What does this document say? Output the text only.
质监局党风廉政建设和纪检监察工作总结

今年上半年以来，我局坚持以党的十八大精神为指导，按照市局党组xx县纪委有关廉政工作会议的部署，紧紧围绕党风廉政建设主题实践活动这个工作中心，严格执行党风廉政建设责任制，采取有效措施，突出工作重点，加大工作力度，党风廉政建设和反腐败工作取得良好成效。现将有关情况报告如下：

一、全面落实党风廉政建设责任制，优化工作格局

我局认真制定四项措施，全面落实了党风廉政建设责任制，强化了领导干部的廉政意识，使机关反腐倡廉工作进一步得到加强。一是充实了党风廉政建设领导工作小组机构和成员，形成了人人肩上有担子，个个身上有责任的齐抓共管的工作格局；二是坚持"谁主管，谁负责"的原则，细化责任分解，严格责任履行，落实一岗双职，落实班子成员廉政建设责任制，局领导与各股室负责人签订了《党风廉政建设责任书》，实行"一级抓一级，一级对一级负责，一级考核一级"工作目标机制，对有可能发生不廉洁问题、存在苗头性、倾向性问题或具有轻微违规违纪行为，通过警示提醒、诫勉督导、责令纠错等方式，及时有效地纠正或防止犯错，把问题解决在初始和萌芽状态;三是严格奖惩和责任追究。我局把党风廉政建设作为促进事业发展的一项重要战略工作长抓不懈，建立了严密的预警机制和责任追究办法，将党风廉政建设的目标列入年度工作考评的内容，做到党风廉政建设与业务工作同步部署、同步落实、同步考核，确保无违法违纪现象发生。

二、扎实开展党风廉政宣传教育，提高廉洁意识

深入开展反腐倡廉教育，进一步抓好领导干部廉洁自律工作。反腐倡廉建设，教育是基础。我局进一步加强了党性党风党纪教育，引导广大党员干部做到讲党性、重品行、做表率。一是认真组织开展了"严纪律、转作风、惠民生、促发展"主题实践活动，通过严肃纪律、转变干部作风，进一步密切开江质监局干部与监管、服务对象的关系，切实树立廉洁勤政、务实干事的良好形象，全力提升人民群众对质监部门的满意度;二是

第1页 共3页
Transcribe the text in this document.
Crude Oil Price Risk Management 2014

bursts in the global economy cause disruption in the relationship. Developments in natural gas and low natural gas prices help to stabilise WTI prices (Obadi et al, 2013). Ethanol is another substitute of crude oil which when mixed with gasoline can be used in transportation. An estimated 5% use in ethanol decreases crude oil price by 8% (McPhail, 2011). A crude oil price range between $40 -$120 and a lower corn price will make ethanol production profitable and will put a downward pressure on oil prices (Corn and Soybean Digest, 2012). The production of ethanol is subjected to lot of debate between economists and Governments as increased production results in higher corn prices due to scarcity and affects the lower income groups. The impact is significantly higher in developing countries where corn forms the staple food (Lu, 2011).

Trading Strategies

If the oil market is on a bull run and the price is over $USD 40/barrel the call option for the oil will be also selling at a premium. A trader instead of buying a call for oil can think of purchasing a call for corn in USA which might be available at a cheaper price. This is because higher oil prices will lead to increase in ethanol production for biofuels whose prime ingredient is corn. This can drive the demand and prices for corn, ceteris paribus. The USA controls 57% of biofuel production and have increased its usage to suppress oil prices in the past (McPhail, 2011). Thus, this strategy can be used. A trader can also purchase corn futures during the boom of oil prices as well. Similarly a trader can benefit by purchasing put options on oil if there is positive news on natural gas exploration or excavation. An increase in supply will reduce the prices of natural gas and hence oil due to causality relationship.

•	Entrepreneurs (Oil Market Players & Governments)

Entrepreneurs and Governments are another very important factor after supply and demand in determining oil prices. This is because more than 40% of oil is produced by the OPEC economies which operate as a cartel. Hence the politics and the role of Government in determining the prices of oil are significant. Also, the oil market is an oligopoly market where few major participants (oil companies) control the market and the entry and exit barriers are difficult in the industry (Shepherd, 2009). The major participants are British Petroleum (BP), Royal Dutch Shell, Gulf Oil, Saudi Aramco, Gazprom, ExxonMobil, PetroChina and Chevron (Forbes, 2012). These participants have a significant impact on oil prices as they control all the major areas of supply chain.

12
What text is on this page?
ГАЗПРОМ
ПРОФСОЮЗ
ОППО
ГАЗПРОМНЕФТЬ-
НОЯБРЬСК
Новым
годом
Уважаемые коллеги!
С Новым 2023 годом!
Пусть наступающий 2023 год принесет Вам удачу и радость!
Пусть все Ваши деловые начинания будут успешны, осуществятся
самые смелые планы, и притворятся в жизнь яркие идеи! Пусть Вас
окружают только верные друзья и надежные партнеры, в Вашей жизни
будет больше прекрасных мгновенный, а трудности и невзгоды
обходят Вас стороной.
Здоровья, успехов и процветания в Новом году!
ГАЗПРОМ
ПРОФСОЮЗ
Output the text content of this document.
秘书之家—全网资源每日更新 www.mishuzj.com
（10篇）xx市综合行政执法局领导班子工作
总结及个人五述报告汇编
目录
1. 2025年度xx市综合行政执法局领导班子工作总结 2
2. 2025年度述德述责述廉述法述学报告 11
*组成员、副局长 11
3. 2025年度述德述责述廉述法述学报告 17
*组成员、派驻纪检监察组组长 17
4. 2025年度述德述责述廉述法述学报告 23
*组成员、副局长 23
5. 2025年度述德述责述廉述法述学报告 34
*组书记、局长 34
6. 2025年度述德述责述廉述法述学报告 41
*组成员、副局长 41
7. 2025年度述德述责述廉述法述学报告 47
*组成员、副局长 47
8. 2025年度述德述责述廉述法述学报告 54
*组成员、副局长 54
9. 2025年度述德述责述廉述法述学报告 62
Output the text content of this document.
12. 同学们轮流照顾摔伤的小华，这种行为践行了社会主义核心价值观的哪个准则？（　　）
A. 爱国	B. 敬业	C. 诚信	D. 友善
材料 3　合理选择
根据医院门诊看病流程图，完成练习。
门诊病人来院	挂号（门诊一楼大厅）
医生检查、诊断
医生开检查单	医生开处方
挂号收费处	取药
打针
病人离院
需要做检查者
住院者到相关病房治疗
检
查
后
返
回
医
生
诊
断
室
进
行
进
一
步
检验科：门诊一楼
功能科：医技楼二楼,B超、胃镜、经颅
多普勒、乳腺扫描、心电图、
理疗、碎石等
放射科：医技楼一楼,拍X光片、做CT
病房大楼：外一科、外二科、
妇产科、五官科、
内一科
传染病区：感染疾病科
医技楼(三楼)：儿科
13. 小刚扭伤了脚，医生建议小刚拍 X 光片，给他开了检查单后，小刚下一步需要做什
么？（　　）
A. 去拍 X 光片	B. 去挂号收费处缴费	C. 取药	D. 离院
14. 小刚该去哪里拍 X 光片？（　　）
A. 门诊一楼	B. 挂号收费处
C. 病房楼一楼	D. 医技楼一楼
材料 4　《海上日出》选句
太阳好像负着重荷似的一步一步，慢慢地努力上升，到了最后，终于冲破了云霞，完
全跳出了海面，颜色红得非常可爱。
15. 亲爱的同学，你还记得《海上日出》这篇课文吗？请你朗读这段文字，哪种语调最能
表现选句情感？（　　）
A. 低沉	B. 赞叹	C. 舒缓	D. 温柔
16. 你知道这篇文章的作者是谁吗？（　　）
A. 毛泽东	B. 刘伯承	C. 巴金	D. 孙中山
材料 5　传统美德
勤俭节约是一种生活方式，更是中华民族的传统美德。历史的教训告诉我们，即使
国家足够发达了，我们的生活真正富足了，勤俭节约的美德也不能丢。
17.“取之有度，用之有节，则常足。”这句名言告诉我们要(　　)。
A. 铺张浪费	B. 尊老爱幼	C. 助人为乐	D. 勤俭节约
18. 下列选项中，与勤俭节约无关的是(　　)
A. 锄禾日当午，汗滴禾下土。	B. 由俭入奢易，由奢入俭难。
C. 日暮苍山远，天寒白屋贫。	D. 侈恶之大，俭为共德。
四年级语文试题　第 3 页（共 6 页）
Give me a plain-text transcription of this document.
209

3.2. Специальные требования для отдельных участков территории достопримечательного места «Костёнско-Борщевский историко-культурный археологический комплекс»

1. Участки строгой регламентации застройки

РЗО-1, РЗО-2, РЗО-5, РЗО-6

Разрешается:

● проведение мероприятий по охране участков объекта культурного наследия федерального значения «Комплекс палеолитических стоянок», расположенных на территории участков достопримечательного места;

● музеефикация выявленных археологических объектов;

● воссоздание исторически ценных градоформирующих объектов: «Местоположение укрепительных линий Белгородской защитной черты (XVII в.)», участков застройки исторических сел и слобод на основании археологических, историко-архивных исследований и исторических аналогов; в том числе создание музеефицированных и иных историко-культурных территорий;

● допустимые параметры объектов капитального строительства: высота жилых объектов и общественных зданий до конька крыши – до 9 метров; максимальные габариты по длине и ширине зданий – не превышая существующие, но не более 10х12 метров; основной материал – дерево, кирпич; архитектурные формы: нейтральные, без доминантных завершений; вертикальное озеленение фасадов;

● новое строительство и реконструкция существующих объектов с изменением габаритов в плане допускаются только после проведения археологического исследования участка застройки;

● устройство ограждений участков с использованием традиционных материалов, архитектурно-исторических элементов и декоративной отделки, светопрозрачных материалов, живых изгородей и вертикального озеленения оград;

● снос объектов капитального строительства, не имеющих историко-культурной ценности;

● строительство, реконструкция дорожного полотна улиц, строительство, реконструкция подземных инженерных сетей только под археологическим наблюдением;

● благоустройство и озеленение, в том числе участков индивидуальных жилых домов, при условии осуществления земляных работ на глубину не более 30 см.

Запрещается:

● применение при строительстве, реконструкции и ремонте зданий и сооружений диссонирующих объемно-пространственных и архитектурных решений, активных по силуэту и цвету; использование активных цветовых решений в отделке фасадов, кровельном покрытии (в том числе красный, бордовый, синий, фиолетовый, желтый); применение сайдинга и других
▬▬▬▬▬▬▬▬▬▬
• **Direction**
Return every line from the records above that holds the word "What".

• **Response to the exercise**
What does this document say? Output the text only.
What text is on this page?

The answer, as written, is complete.